And the lack of technological coordination in the health care system can lead to problems with these experimental payment models.

“Providers can’t get data across the systems,” Searfoss explains, “so they can’t see when the hospital across the street has admitted someone who’s in your bundle. They have to be able to get real-time or near-time data, because if they don’t know, the next day that a patient who’s their responsibility is in a different hospital, they’re not going to be able to respond.

“It really comes down to a culture change,” she adds. “Bundled payments aren’t capitation, because the fee-for-service element is still there, so providers are not accepting full risk – but there is still risk associated with bundled payments.”

And bundled payments probably won’t be the key to ending the insane health care expenditures in this country, either.

“Unless you can control the number of bundles, you can’t control total costs,” Dr. Vanderlaan explains. “You can bundle hip replacements into one fee, but if the number of hip replacements continues to rise, then the cost of health care will continue to rise.”

Reference pricing

“Reference pricing is the only employer-based model that’s out there today,” Searfoss says.

__Information given__
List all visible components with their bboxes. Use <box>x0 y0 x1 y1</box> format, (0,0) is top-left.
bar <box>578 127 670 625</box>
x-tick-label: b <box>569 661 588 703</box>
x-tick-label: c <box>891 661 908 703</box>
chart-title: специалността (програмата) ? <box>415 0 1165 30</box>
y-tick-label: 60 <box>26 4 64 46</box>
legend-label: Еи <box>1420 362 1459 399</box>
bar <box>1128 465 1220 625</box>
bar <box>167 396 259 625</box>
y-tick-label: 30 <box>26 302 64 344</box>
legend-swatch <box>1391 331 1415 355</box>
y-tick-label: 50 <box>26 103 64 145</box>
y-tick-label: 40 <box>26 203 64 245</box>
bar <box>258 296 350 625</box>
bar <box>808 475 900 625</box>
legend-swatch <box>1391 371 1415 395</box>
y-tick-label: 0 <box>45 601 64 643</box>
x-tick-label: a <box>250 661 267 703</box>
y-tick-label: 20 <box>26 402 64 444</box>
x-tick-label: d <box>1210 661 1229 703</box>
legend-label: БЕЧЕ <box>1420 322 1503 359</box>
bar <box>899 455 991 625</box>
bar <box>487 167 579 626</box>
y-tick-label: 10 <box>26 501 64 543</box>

__Prompt 1__
Name every payment approach mentioned in the health care payment passage, from bundled payments to any others it refers to.
__Prompt 2__
Extract the stretch of the health care payment passage that begins at the words "And the lack" and stops after "able to respond.".
The entries are not used for any of this work.

__Task solution 1__
bundled payments, capitation, fee-for-service, reference pricing

__Task solution 2__
And the lack of technological coordination in the health care system can lead to problems with these experimental payment models.

“Providers can’t get data across the systems,” Searfoss explains, “so they can’t see when the hospital across the street has admitted someone who’s in your bundle. They have to be able to get real-time or near-time data, because if they don’t know, the next day that a patient who’s their responsibility is in a different hospital, they’re not going to be able to respond.